▸ Data

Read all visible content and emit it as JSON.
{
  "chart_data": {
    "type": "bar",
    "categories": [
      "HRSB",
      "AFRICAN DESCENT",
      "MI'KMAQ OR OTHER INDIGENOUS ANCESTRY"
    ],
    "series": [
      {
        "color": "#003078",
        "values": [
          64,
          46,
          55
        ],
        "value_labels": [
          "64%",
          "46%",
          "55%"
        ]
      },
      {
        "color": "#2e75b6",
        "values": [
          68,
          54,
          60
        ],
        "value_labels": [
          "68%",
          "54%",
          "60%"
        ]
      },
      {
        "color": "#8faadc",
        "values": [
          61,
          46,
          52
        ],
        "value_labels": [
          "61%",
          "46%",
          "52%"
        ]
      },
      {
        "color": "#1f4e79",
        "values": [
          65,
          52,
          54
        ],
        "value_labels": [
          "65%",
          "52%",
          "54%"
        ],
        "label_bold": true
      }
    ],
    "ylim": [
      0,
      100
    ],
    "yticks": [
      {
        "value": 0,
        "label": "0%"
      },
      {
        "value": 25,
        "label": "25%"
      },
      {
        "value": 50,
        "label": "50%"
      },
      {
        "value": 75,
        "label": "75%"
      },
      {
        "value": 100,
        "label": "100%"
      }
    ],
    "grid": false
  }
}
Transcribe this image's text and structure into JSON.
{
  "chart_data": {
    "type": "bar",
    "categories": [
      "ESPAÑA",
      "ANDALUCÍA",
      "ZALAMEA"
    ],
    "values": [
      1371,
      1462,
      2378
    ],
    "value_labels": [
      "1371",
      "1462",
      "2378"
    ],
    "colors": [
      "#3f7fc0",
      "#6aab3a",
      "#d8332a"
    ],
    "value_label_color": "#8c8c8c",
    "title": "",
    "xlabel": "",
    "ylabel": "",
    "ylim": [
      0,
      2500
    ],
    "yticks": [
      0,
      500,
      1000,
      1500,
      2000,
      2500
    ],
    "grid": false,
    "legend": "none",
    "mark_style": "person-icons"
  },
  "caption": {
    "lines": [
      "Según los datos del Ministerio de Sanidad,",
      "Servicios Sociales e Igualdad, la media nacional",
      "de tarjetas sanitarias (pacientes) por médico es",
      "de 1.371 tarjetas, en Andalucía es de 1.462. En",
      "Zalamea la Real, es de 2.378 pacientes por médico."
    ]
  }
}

▸ Goal
Only the lines from the one holding "Transcribe this image's" through the end of the listing should be given again, exactly and with both ends included.

▸ Result of this exercise
Transcribe this image's text and structure into JSON.
{
  "chart_data": {
    "type": "bar",
    "categories": [
      "ESPAÑA",
      "ANDALUCÍA",
      "ZALAMEA"
    ],
    "values": [
      1371,
      1462,
      2378
    ],
    "value_labels": [
      "1371",
      "1462",
      "2378"
    ],
    "colors": [
      "#3f7fc0",
      "#6aab3a",
      "#d8332a"
    ],
    "value_label_color": "#8c8c8c",
    "title": "",
    "xlabel": "",
    "ylabel": "",
    "ylim": [
      0,
      2500
    ],
    "yticks": [
      0,
      500,
      1000,
      1500,
      2000,
      2500
    ],
    "grid": false,
    "legend": "none",
    "mark_style": "person-icons"
  },
  "caption": {
    "lines": [
      "Según los datos del Ministerio de Sanidad,",
      "Servicios Sociales e Igualdad, la media nacional",
      "de tarjetas sanitarias (pacientes) por médico es",
      "de 1.371 tarjetas, en Andalucía es de 1.462. En",
      "Zalamea la Real, es de 2.378 pacientes por médico."
    ]
  }
}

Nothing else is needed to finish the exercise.